- Data lines:
-- start --

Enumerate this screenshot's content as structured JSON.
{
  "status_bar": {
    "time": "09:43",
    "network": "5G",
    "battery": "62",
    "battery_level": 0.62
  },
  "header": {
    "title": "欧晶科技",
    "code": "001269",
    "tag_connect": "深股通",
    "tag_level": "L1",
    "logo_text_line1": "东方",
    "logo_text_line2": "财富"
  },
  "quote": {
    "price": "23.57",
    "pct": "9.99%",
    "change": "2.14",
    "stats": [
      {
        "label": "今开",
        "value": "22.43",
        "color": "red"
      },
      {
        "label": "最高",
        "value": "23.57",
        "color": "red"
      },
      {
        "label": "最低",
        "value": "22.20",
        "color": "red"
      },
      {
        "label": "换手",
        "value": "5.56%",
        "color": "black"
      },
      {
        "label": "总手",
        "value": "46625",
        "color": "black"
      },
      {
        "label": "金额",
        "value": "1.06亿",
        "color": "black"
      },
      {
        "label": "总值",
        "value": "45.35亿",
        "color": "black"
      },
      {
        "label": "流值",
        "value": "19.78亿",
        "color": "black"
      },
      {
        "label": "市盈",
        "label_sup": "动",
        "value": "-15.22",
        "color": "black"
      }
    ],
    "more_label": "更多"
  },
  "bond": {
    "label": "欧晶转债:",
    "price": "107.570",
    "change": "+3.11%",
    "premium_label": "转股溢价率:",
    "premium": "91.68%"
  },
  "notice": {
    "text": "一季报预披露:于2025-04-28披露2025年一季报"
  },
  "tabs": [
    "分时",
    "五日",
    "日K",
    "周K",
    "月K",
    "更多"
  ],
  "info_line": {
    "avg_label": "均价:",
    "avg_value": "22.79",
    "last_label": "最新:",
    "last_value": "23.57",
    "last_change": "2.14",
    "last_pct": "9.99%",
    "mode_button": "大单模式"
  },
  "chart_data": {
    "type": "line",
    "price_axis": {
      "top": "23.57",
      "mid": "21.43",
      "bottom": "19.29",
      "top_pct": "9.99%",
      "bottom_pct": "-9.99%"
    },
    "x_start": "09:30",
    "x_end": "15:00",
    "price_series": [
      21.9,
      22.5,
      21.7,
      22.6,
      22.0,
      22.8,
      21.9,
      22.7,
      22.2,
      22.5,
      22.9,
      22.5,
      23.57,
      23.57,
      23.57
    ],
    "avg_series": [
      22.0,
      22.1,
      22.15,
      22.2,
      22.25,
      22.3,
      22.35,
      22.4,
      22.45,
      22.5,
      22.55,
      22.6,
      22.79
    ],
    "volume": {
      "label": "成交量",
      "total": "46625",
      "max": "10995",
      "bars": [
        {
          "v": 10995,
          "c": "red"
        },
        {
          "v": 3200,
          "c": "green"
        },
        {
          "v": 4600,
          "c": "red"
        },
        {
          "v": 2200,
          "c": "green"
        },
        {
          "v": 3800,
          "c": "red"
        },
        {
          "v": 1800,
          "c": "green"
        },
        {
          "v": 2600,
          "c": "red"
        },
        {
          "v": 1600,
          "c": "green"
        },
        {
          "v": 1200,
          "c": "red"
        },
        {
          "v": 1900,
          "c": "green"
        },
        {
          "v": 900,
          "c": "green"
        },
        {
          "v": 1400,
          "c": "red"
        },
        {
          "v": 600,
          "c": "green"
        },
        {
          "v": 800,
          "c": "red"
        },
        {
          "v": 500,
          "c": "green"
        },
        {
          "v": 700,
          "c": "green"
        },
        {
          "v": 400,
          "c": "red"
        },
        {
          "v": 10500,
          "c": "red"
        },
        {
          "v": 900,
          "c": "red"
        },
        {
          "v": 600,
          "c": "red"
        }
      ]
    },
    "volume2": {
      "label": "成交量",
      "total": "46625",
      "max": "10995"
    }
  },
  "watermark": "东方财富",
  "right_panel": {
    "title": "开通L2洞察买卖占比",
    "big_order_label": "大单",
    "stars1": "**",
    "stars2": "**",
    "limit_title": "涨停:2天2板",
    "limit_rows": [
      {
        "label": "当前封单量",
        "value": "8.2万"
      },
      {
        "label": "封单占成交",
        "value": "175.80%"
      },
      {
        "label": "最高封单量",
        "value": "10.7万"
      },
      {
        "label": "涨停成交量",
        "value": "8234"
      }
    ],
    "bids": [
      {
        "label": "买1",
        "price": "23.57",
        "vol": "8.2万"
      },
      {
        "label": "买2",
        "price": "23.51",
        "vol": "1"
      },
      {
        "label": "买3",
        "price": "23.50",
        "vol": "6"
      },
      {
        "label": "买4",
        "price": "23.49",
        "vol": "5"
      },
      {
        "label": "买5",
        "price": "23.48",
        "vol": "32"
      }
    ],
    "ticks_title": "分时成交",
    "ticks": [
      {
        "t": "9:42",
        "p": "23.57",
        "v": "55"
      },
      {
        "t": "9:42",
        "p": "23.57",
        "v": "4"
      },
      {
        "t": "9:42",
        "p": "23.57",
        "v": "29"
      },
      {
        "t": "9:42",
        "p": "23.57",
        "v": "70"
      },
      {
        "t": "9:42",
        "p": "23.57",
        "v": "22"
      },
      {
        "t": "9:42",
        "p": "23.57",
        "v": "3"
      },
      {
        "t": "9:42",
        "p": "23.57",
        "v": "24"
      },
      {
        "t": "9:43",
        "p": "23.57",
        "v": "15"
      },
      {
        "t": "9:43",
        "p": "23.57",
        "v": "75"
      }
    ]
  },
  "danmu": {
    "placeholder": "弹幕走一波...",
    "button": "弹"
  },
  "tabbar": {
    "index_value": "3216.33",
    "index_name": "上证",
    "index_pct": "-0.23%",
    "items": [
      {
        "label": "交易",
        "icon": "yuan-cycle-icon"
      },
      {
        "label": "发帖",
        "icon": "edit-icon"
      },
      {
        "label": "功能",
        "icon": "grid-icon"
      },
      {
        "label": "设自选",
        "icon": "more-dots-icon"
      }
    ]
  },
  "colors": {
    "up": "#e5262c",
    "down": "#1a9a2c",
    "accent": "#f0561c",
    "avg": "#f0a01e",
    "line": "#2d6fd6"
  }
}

-- end --
-- start --

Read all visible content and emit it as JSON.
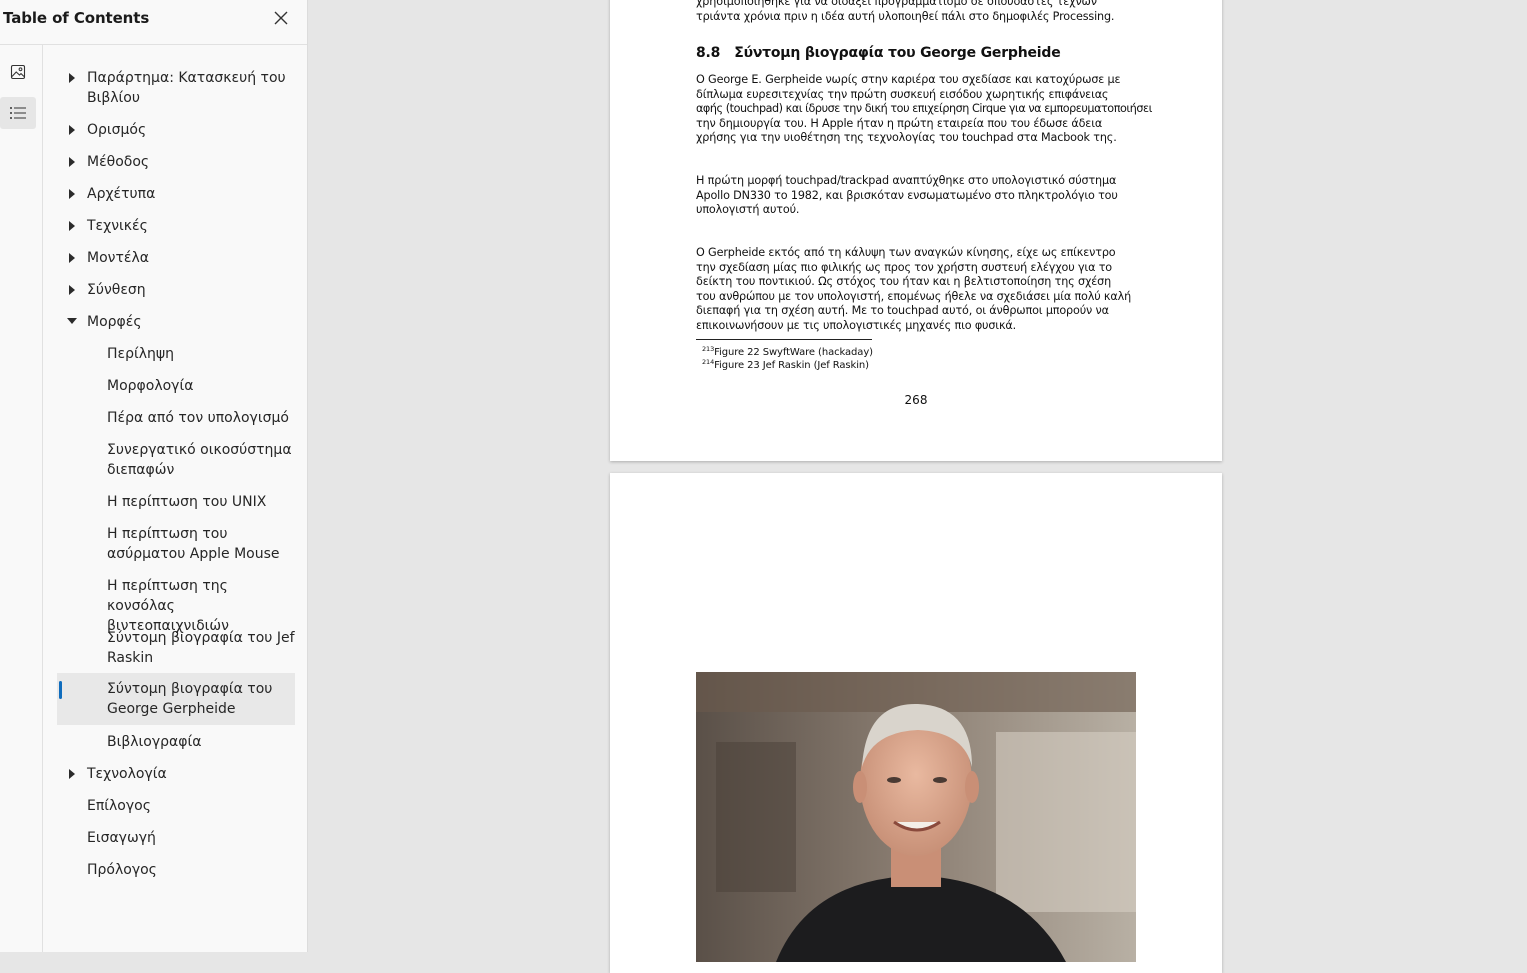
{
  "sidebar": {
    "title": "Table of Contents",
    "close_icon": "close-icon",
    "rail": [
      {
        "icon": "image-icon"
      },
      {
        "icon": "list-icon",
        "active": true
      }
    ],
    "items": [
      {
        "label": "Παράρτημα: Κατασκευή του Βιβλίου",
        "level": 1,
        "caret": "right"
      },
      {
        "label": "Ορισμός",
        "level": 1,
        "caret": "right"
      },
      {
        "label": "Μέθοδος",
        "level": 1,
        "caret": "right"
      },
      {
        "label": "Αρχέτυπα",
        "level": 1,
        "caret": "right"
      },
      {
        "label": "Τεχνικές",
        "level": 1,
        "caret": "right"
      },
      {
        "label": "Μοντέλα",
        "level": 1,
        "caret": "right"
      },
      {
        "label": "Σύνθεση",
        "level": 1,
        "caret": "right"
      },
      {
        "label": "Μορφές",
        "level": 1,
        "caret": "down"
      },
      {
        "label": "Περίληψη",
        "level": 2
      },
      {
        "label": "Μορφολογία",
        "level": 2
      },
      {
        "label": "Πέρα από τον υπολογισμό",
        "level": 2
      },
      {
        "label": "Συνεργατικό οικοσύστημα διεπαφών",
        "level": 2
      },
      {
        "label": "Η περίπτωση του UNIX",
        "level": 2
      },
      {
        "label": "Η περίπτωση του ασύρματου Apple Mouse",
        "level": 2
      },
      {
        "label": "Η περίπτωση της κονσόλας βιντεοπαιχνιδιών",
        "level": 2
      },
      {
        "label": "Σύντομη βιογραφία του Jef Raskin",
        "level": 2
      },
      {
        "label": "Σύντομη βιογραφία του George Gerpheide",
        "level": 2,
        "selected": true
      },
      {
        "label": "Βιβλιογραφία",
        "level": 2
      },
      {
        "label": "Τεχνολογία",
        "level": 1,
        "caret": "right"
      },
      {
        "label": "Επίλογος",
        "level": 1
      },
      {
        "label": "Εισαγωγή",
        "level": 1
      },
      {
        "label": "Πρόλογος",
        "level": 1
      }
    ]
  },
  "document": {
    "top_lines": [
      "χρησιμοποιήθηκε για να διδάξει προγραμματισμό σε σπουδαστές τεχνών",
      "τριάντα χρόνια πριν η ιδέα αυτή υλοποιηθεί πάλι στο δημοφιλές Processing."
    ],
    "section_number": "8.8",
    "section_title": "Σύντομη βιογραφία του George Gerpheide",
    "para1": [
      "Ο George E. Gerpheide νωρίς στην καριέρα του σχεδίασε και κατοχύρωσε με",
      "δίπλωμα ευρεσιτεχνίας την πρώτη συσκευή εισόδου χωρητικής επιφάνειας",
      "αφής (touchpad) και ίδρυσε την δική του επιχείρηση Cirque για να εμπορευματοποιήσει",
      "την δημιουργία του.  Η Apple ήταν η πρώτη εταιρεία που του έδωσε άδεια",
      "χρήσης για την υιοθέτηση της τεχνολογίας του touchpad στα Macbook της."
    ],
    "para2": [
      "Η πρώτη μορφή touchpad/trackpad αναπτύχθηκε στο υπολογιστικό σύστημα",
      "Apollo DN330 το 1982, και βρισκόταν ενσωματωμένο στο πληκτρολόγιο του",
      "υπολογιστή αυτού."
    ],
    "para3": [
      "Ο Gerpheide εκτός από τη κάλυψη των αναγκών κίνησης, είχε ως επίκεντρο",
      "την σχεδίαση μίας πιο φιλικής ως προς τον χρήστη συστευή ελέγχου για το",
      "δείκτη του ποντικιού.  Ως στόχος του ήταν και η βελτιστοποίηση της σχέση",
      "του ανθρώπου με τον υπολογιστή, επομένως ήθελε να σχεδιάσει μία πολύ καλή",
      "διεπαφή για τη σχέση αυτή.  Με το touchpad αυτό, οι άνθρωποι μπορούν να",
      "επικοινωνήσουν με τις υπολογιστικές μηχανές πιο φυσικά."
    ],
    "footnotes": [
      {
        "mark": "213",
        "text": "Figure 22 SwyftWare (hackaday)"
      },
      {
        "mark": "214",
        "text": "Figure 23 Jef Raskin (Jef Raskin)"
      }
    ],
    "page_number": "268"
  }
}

-- end --

- What needs to be done: Every line that holds the string "υπολογιστή" should be returned.

- Final result:
      "υπολογιστή αυτού."
      "του ανθρώπου με τον υπολογιστή, επομένως ήθελε να σχεδιάσει μία πολύ καλή",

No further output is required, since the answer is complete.